--- Entries ---

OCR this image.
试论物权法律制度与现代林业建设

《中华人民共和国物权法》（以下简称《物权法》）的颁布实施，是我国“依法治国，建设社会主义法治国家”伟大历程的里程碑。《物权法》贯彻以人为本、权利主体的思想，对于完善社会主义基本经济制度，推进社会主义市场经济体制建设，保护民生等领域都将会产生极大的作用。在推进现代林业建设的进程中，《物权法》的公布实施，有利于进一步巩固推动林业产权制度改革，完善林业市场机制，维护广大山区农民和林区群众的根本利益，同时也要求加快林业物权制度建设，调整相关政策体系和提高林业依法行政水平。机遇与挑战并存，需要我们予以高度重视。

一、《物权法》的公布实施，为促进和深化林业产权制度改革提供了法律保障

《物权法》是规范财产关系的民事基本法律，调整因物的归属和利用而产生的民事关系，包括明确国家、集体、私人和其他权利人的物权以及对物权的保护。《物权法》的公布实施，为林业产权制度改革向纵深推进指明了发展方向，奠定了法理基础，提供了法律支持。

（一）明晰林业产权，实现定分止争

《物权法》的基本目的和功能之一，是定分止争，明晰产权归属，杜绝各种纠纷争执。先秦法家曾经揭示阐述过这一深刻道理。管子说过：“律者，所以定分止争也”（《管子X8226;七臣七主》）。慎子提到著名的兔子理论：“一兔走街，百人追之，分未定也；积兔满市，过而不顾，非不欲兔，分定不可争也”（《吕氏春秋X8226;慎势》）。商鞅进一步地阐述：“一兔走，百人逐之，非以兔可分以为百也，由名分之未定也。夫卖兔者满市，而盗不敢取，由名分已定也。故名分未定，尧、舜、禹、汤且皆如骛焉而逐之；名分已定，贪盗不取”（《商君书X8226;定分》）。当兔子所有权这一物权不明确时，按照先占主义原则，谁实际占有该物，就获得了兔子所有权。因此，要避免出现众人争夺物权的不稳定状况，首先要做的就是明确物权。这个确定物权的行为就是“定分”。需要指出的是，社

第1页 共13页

---

Would you reproduce the material above in full, exactly as given?

▸ Answer for this exercise:
OCR this image.
试论物权法律制度与现代林业建设

《中华人民共和国物权法》（以下简称《物权法》）的颁布实施，是我国“依法治国，建设社会主义法治国家”伟大历程的里程碑。《物权法》贯彻以人为本、权利主体的思想，对于完善社会主义基本经济制度，推进社会主义市场经济体制建设，保护民生等领域都将会产生极大的作用。在推进现代林业建设的进程中，《物权法》的公布实施，有利于进一步巩固推动林业产权制度改革，完善林业市场机制，维护广大山区农民和林区群众的根本利益，同时也要求加快林业物权制度建设，调整相关政策体系和提高林业依法行政水平。机遇与挑战并存，需要我们予以高度重视。

一、《物权法》的公布实施，为促进和深化林业产权制度改革提供了法律保障

《物权法》是规范财产关系的民事基本法律，调整因物的归属和利用而产生的民事关系，包括明确国家、集体、私人和其他权利人的物权以及对物权的保护。《物权法》的公布实施，为林业产权制度改革向纵深推进指明了发展方向，奠定了法理基础，提供了法律支持。

（一）明晰林业产权，实现定分止争

《物权法》的基本目的和功能之一，是定分止争，明晰产权归属，杜绝各种纠纷争执。先秦法家曾经揭示阐述过这一深刻道理。管子说过：“律者，所以定分止争也”（《管子X8226;七臣七主》）。慎子提到著名的兔子理论：“一兔走街，百人追之，分未定也；积兔满市，过而不顾，非不欲兔，分定不可争也”（《吕氏春秋X8226;慎势》）。商鞅进一步地阐述：“一兔走，百人逐之，非以兔可分以为百也，由名分之未定也。夫卖兔者满市，而盗不敢取，由名分已定也。故名分未定，尧、舜、禹、汤且皆如骛焉而逐之；名分已定，贪盗不取”（《商君书X8226;定分》）。当兔子所有权这一物权不明确时，按照先占主义原则，谁实际占有该物，就获得了兔子所有权。因此，要避免出现众人争夺物权的不稳定状况，首先要做的就是明确物权。这个确定物权的行为就是“定分”。需要指出的是，社

第1页 共13页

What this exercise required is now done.